Texte fourni
***

En réalité, au sixième siècle avant notre ère, une seconde Babylone celle de Nabuchodonosor II, avait été édifiée sur les éléments de la capitale d’Hammurapi.

Je projetais de m’y rendre au début de l’automne car elle n’était pas loin de Bagdad, à 90 kilomètres au sud. Hélas, le 22 septembre 1980, la guerre entre l’Irak et l’Iran éclata. Pendant quarante jours, les avions iraniens survolèrent et bombardèrent la capitale. Ils firent beaucoup de victimes parmi les civils. Je finis, ainsi que les autres habitants de mon quartier, par m’habituer à leurs raids incessants et repris une vie plus normale.

L’hiver me porta à l’étude. J’entrepris de savantes recherches sur le passé prestigieux de Babylone. Je le compris bien, elle était devenue une cité mythique qui se mirait dans les eaux de l’Euphrate, mais aussi dans les anciennes sources juives, grecques et occidentales. Les gens d’autrefois avaient jeté des regards différents et même contradictoires sur elle.

Les Mésopotamiens voyaient en Babylone la “bonne ville”, le centre du monde. Ils l’appelaient Bâb-Ili, la “Porte du dieu” car elle ouvrait sur la vocation spirituelle de l’homme et le conduisait aux pieds du tout-puissant Marduk, le maître du panthéon dont la résidence s’élevait au sein des murs. Des centaines de temples et de chapelles, dédiés à différentes divinités, se dressaient au coin des rues.

Babylone engendrait par l’esprit. Elle enveloppait l’âme, la subjuguait.

Pour les Hébreux qui avaient des relations épineuses avec leur riche et opulente voisine, c’était l’orgueilleuse Bâb-El, la grande charmeuse. Elle fascinait les sens par son bel air, ses parfums fleuris, caressants, ses rites, ses secrets. Assise en reine au bord du fleuve, vêtue de fin lin, de pourpre et d’écarlate, parée d’or, de pierreries, elle s’adonnait au luxe, au jeu, au stupre et s’enivrait de vin de palmier dans la douceur du soir.

Au cinquième siècle avant Jésus-Christ, Babylone montra aux voyageurs grecs, comme l’historien Hérodote ou le médecin Ctésias une physionomie qui les étonna tellement qu’ils en perdirent le sens de la mesure. Ils rajoutèrent des kilomètres à ses murailles; ils s’extasièrent sur les poitrines colossales de ses temples, de ses palais, sur la beauté inouïe de ses jardins. Hérodote écrivit, émerveillé :

“Cette ville est si magnifique qu’il n’y a pas au monde de cité qu’on puisse lui comparer.12”


Soumise aux Perses et aux Grecs, la Belle perdit un peu de son éclat. Pâle, magique, elle continuait néanmoins à scruter le firmament de ses yeux perçants...

Au premier siècle, un autre historien grec, Diodore de Sicile et un géographe, Strabon, reconnurent ses talents d’astronome et d’astrologue. Ils respirèrent encore le parfum de sa splendeur passée.

***

[Entrées de disposition spatiale]
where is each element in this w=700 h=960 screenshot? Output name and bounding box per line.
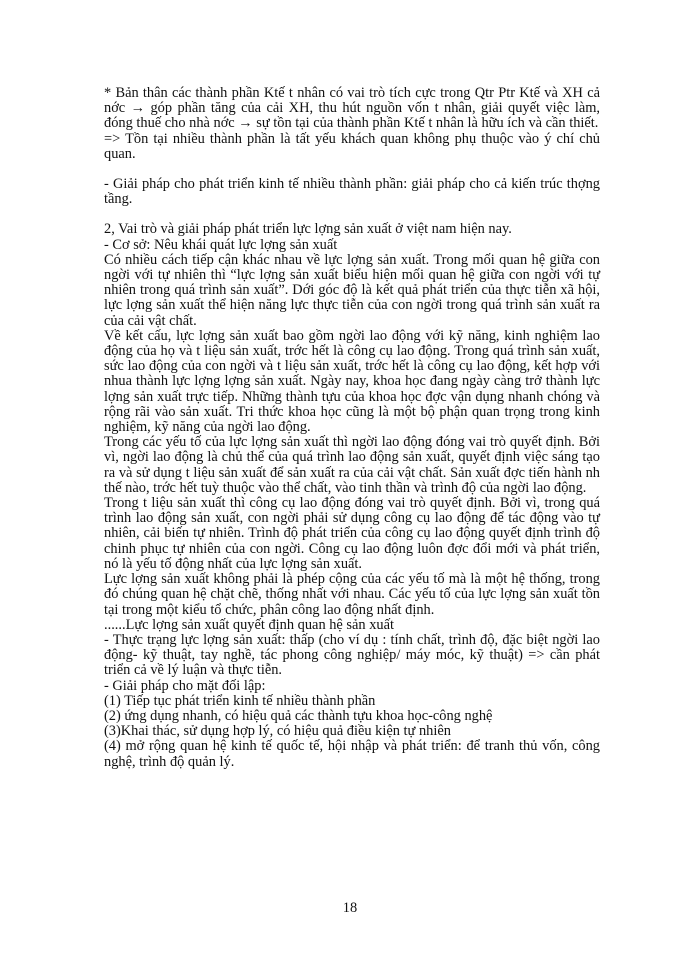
- list-item: (1) Tiếp tục phát triển kinh tế nhiều thành phần: [104, 692, 376, 709]
- document-page: [104, 86, 600, 770]
- list-item: (4) mở rộng quan hệ kinh tế quốc tế, hội nhập và phát triển: để tranh thủ vốn, công nghệ, trình độ quản lý.: [104, 738, 600, 770]
- list-item: (3)Khai thác, sử dụng hợp lý, có hiệu quả điều kiện tự nhiên: [104, 723, 451, 740]
- paragraph-basis: - Cơ sở: Nêu khái quát lực lợng sản xuất: [104, 236, 338, 253]
- paragraph-tools-role: Trong t liệu sản xuất thì công cụ lao động đóng vai trò quyết định. Bởi vì, trong quá trình lao động sản xuất, con ngời phải sử dụng công cụ lao động để tác động vào tự nhiên, cải biến tự nhiên. Trình độ phát triển của công cụ lao động quyết định trình độ chinh phục tự nhiên của con ngời. Công cụ lao động luôn đợc đổi mới và phát triển, nó là yếu tố động nhất của lực lợng sản xuất.: [104, 495, 600, 572]
- paragraph-structure: Về kết cấu, lực lợng sản xuất bao gồm ngời lao động với kỹ năng, kinh nghiệm lao động của họ và t liệu sản xuất, trớc hết là công cụ lao động. Trong quá trình sản xuất, sức lao động của con ngời và t liệu sản xuất, trớc hết là công cụ lao động, kết hợp với nhua thành lực lợng lợng sản xuất. Ngày nay, khoa học đang ngày càng trở thành lực lợng sản xuất trực tiếp. Những thành tựu của khoa học đợc vận dụng nhanh chóng và rộng rãi vào sản xuất. Tri thức khoa học cũng là một bộ phận quan trọng trong kinh nghiệm, kỹ năng của ngời lao động.: [104, 327, 600, 436]
- spacer: [104, 207, 600, 222]
- paragraph-labor-role: Trong các yếu tố của lực lợng sản xuất thì ngời lao động đóng vai trò quyết định. Bởi vì, ngời lao động là chủ thể của quá trình lao động sản xuất, quyết định việc sáng tạo ra và sử dụng t liệu sản xuất để sản xuất ra của cải vật chất. Sản xuất đợc tiến hành nh thế nào, trớc hết tuỳ thuộc vào thể chất, vào tinh thần và trình độ của ngời lao động.: [104, 434, 600, 496]
- paragraph-conclusion: => Tồn tại nhiều thành phần là tất yếu khách quan không phụ thuộc vào ý chí chủ quan.: [104, 130, 600, 162]
- paragraph-solutions-intro: - Giải pháp cho mặt đối lập:: [104, 677, 266, 694]
- list-item: (2) ứng dụng nhanh, có hiệu quả các thành tựu khoa học-công nghệ: [104, 707, 493, 724]
- section-heading: 2, Vai trò và giải pháp phát triển lực lợng sản xuất ở việt nam hiện nay.: [104, 221, 512, 238]
- spacer: [104, 162, 600, 177]
- paragraph-private-sector-role: * Bản thân các thành phần Ktế t nhân có vai trò tích cực trong Qtr Ptr Ktế và XH cả nớc → góp phần tăng của cải XH, thu hút nguồn vốn t nhân, giải quyết việc làm, đóng thuế cho nhà nớc → sự tồn tại của thành phần Ktế t nhân là hữu ích và cần thiết.: [104, 85, 600, 132]
- paragraph-approach: Có nhiều cách tiếp cận khác nhau về lực lợng sản xuất. Trong mối quan hệ giữa con ngời với tự nhiên thì “lực lợng sản xuất biểu hiện mối quan hệ giữa con ngời với tự nhiên trong quá trình sản xuất”. Dới góc độ là kết quả phát triển của thực tiễn xã hội, lực lợng sản xuất thể hiện năng lực thực tiễn của con ngời trong quá trình sản xuất ra của cải vật chất.: [104, 251, 600, 329]
- page-number: 18: [342, 900, 358, 916]
- paragraph-decides: ......Lực lợng sản xuất quyết định quan hệ sản xuất: [104, 616, 394, 633]
- paragraph-current-state: - Thực trạng lực lợng sản xuất: thấp (cho ví dụ : tính chất, trình độ, đặc biệt ngời lao động- kỹ thuật, tay nghề, tác phong công nghiệp/ máy móc, kỹ thuật) => cần phát triển cả về lý luận và thực tiễn.: [104, 631, 600, 679]
- paragraph-solution: - Giải pháp cho phát triển kinh tế nhiều thành phần: giải pháp cho cả kiến trúc thợng tầng.: [104, 176, 600, 208]
- paragraph-system: Lực lợng sản xuất không phải là phép cộng của các yếu tố mà là một hệ thống, trong đó chúng quan hệ chặt chẽ, thống nhất với nhau. Các yếu tố của lực lợng sản xuất tồn tại trong một kiểu tổ chức, phân công lao động nhất định.: [104, 571, 600, 618]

***

Travail demandé
[1] Relevez tous les auteurs antiques cités dans le texte sur Babylone, chacun avec la fonction que le texte lui attribue.
[2] Poursuivez le texte sur Babylone à la suite de sa dernière phrase.

Résultats de l'exercice
[1]
- Hérodote, historien
- Ctésias, médecin
- Diodore de Sicile, historien
- Strabon, géographe

[2]
Ensuite, un ciel d’oubli tomba sur Babylone. Les rares Occidentaux qui traversèrent la Mésopotamie, du douzième au dix-neuvième siècle, passèrent à côté d’elle sans que rien n’attirât leur attention. Certains voyageurs la comparèrent à une fille de roi déchue, couchée dans la poussière et gardée par des chouettes, des serpents. Elle semblait le jouet d’une malédiction.

Au milieu du siècle dernier, les archéologues redécouvrirent le front caché sous les décombres de Babylone. Dès 1899, les travaux de l’allemand Robert Koldewey rendirent possible une reconstitution des traits de son visage qui avaient gardé leur noblesse.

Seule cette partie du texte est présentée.